WHAT IS REQUIRED: Could you extract every entry below and reproduce it exactly?

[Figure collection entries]
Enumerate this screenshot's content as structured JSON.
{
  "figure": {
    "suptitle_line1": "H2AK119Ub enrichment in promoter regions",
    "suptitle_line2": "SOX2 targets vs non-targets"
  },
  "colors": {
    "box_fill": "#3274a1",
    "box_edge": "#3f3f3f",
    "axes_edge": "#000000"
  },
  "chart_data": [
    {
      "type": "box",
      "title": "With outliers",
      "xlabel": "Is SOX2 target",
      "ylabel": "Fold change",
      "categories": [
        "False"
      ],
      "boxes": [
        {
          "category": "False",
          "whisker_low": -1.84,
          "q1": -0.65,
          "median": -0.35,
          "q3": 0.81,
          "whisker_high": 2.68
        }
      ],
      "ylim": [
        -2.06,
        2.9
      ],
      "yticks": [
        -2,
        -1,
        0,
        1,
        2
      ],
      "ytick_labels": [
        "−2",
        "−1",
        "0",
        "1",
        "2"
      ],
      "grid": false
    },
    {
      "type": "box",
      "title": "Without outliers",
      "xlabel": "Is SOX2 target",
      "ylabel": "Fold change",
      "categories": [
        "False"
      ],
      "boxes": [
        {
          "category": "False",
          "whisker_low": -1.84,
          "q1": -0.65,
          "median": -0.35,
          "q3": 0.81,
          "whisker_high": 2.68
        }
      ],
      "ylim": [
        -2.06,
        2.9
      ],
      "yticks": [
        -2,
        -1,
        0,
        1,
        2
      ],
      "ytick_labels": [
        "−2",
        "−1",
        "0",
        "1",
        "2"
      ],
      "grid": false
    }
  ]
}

RESPONSE:
Enumerate this screenshot's content as structured JSON.
{
  "figure": {
    "suptitle_line1": "H2AK119Ub enrichment in promoter regions",
    "suptitle_line2": "SOX2 targets vs non-targets"
  },
  "colors": {
    "box_fill": "#3274a1",
    "box_edge": "#3f3f3f",
    "axes_edge": "#000000"
  },
  "chart_data": [
    {
      "type": "box",
      "title": "With outliers",
      "xlabel": "Is SOX2 target",
      "ylabel": "Fold change",
      "categories": [
        "False"
      ],
      "boxes": [
        {
          "category": "False",
          "whisker_low": -1.84,
          "q1": -0.65,
          "median": -0.35,
          "q3": 0.81,
          "whisker_high": 2.68
        }
      ],
      "ylim": [
        -2.06,
        2.9
      ],
      "yticks": [
        -2,
        -1,
        0,
        1,
        2
      ],
      "ytick_labels": [
        "−2",
        "−1",
        "0",
        "1",
        "2"
      ],
      "grid": false
    },
    {
      "type": "box",
      "title": "Without outliers",
      "xlabel": "Is SOX2 target",
      "ylabel": "Fold change",
      "categories": [
        "False"
      ],
      "boxes": [
        {
          "category": "False",
          "whisker_low": -1.84,
          "q1": -0.65,
          "median": -0.35,
          "q3": 0.81,
          "whisker_high": 2.68
        }
      ],
      "ylim": [
        -2.06,
        2.9
      ],
      "yticks": [
        -2,
        -1,
        0,
        1,
        2
      ],
      "ytick_labels": [
        "−2",
        "−1",
        "0",
        "1",
        "2"
      ],
      "grid": false
    }
  ]
}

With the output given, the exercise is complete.